### To be done
Repeat the records below exactly as they appear.

### Supplied data
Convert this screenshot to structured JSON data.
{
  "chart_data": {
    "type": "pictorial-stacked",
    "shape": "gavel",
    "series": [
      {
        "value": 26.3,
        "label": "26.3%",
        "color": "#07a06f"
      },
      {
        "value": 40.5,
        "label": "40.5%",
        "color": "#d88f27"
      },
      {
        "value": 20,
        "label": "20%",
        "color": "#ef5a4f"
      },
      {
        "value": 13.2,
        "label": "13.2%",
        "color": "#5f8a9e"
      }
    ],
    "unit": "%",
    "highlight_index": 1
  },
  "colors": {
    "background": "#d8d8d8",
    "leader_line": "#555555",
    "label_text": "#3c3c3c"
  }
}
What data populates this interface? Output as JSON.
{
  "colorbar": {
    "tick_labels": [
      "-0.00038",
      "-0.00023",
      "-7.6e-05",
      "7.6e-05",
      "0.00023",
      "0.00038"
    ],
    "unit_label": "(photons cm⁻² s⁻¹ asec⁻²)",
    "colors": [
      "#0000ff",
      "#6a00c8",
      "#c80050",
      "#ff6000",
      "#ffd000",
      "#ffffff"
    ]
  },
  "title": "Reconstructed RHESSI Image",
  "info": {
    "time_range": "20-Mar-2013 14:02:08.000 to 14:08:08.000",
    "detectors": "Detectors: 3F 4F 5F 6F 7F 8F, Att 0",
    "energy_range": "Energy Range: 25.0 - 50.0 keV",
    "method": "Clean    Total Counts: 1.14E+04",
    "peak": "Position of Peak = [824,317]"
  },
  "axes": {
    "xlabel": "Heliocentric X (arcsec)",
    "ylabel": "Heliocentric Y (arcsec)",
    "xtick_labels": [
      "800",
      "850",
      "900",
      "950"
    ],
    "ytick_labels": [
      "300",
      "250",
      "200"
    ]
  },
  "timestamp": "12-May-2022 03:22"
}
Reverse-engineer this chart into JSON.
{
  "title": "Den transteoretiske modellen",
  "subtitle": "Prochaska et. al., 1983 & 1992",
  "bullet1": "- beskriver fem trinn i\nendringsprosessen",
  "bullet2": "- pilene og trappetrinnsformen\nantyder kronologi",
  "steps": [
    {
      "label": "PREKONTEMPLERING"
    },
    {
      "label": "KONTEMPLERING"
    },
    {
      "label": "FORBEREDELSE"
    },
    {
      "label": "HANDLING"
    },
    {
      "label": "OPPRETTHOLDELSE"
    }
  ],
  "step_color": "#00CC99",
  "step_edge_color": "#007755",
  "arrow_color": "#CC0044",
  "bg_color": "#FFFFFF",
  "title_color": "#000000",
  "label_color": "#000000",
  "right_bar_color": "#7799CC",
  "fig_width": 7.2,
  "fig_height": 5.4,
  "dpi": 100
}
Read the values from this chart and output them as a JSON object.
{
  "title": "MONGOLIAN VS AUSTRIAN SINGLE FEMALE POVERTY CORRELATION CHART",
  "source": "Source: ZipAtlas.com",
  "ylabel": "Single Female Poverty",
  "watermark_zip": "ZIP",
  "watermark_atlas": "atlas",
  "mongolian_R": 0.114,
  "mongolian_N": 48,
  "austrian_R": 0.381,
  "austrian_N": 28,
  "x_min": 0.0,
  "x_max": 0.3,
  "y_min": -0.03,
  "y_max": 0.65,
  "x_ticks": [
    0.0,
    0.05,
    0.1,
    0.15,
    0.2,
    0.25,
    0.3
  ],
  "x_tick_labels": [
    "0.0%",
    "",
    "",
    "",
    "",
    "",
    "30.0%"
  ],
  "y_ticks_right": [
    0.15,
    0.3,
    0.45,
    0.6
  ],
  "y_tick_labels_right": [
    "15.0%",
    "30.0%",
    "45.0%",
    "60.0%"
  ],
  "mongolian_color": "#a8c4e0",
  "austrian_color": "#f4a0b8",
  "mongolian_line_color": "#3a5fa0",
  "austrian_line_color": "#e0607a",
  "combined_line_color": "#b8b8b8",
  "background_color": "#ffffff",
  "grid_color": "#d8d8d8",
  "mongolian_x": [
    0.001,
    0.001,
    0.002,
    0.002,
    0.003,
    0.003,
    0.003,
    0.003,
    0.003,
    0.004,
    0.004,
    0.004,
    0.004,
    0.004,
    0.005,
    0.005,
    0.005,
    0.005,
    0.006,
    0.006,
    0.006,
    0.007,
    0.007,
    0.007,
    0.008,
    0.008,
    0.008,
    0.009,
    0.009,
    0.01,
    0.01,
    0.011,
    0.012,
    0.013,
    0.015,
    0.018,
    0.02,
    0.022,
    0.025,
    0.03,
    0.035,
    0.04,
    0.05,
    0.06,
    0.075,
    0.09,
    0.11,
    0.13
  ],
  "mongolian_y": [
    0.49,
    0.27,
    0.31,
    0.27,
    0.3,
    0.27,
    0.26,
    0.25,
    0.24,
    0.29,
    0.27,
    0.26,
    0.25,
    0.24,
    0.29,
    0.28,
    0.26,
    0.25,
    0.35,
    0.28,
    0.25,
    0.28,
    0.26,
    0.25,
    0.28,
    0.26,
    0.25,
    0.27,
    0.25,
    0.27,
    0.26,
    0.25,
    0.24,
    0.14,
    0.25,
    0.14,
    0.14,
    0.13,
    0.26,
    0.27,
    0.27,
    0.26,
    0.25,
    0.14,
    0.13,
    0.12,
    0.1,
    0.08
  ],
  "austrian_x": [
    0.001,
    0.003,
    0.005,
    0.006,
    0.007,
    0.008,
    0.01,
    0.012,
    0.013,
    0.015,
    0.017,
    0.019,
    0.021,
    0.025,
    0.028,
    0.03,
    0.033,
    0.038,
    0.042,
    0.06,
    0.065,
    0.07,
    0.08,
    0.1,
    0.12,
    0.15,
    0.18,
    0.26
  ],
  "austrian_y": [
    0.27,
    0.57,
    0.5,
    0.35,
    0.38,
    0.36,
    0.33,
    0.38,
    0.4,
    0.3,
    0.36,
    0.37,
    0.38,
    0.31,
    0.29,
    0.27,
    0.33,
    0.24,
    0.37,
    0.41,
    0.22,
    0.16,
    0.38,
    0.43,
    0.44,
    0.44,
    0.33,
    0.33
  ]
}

### Result
Convert this screenshot to structured JSON data.
{
  "chart_data": {
    "type": "pictorial-stacked",
    "shape": "gavel",
    "series": [
      {
        "value": 26.3,
        "label": "26.3%",
        "color": "#07a06f"
      },
      {
        "value": 40.5,
        "label": "40.5%",
        "color": "#d88f27"
      },
      {
        "value": 20,
        "label": "20%",
        "color": "#ef5a4f"
      },
      {
        "value": 13.2,
        "label": "13.2%",
        "color": "#5f8a9e"
      }
    ],
    "unit": "%",
    "highlight_index": 1
  },
  "colors": {
    "background": "#d8d8d8",
    "leader_line": "#555555",
    "label_text": "#3c3c3c"
  }
}
What data populates this interface? Output as JSON.
{
  "colorbar": {
    "tick_labels": [
      "-0.00038",
      "-0.00023",
      "-7.6e-05",
      "7.6e-05",
      "0.00023",
      "0.00038"
    ],
    "unit_label": "(photons cm⁻² s⁻¹ asec⁻²)",
    "colors": [
      "#0000ff",
      "#6a00c8",
      "#c80050",
      "#ff6000",
      "#ffd000",
      "#ffffff"
    ]
  },
  "title": "Reconstructed RHESSI Image",
  "info": {
    "time_range": "20-Mar-2013 14:02:08.000 to 14:08:08.000",
    "detectors": "Detectors: 3F 4F 5F 6F 7F 8F, Att 0",
    "energy_range": "Energy Range: 25.0 - 50.0 keV",
    "method": "Clean    Total Counts: 1.14E+04",
    "peak": "Position of Peak = [824,317]"
  },
  "axes": {
    "xlabel": "Heliocentric X (arcsec)",
    "ylabel": "Heliocentric Y (arcsec)",
    "xtick_labels": [
      "800",
      "850",
      "900",
      "950"
    ],
    "ytick_labels": [
      "300",
      "250",
      "200"
    ]
  },
  "timestamp": "12-May-2022 03:22"
}
Reverse-engineer this chart into JSON.
{
  "title": "Den transteoretiske modellen",
  "subtitle": "Prochaska et. al., 1983 & 1992",
  "bullet1": "- beskriver fem trinn i\nendringsprosessen",
  "bullet2": "- pilene og trappetrinnsformen\nantyder kronologi",
  "steps": [
    {
      "label": "PREKONTEMPLERING"
    },
    {
      "label": "KONTEMPLERING"
    },
    {
      "label": "FORBEREDELSE"
    },
    {
      "label": "HANDLING"
    },
    {
      "label": "OPPRETTHOLDELSE"
    }
  ],
  "step_color": "#00CC99",
  "step_edge_color": "#007755",
  "arrow_color": "#CC0044",
  "bg_color": "#FFFFFF",
  "title_color": "#000000",
  "label_color": "#000000",
  "right_bar_color": "#7799CC",
  "fig_width": 7.2,
  "fig_height": 5.4,
  "dpi": 100
}
Read the values from this chart and output them as a JSON object.
{
  "title": "MONGOLIAN VS AUSTRIAN SINGLE FEMALE POVERTY CORRELATION CHART",
  "source": "Source: ZipAtlas.com",
  "ylabel": "Single Female Poverty",
  "watermark_zip": "ZIP",
  "watermark_atlas": "atlas",
  "mongolian_R": 0.114,
  "mongolian_N": 48,
  "austrian_R": 0.381,
  "austrian_N": 28,
  "x_min": 0.0,
  "x_max": 0.3,
  "y_min": -0.03,
  "y_max": 0.65,
  "x_ticks": [
    0.0,
    0.05,
    0.1,
    0.15,
    0.2,
    0.25,
    0.3
  ],
  "x_tick_labels": [
    "0.0%",
    "",
    "",
    "",
    "",
    "",
    "30.0%"
  ],
  "y_ticks_right": [
    0.15,
    0.3,
    0.45,
    0.6
  ],
  "y_tick_labels_right": [
    "15.0%",
    "30.0%",
    "45.0%",
    "60.0%"
  ],
  "mongolian_color": "#a8c4e0",
  "austrian_color": "#f4a0b8",
  "mongolian_line_color": "#3a5fa0",
  "austrian_line_color": "#e0607a",
  "combined_line_color": "#b8b8b8",
  "background_color": "#ffffff",
  "grid_color": "#d8d8d8",
  "mongolian_x": [
    0.001,
    0.001,
    0.002,
    0.002,
    0.003,
    0.003,
    0.003,
    0.003,
    0.003,
    0.004,
    0.004,
    0.004,
    0.004,
    0.004,
    0.005,
    0.005,
    0.005,
    0.005,
    0.006,
    0.006,
    0.006,
    0.007,
    0.007,
    0.007,
    0.008,
    0.008,
    0.008,
    0.009,
    0.009,
    0.01,
    0.01,
    0.011,
    0.012,
    0.013,
    0.015,
    0.018,
    0.02,
    0.022,
    0.025,
    0.03,
    0.035,
    0.04,
    0.05,
    0.06,
    0.075,
    0.09,
    0.11,
    0.13
  ],
  "mongolian_y": [
    0.49,
    0.27,
    0.31,
    0.27,
    0.3,
    0.27,
    0.26,
    0.25,
    0.24,
    0.29,
    0.27,
    0.26,
    0.25,
    0.24,
    0.29,
    0.28,
    0.26,
    0.25,
    0.35,
    0.28,
    0.25,
    0.28,
    0.26,
    0.25,
    0.28,
    0.26,
    0.25,
    0.27,
    0.25,
    0.27,
    0.26,
    0.25,
    0.24,
    0.14,
    0.25,
    0.14,
    0.14,
    0.13,
    0.26,
    0.27,
    0.27,
    0.26,
    0.25,
    0.14,
    0.13,
    0.12,
    0.1,
    0.08
  ],
  "austrian_x": [
    0.001,
    0.003,
    0.005,
    0.006,
    0.007,
    0.008,
    0.01,
    0.012,
    0.013,
    0.015,
    0.017,
    0.019,
    0.021,
    0.025,
    0.028,
    0.03,
    0.033,
    0.038,
    0.042,
    0.06,
    0.065,
    0.07,
    0.08,
    0.1,
    0.12,
    0.15,
    0.18,
    0.26
  ],
  "austrian_y": [
    0.27,
    0.57,
    0.5,
    0.35,
    0.38,
    0.36,
    0.33,
    0.38,
    0.4,
    0.3,
    0.36,
    0.37,
    0.38,
    0.31,
    0.29,
    0.27,
    0.33,
    0.24,
    0.37,
    0.41,
    0.22,
    0.16,
    0.38,
    0.43,
    0.44,
    0.44,
    0.33,
    0.33
  ]
}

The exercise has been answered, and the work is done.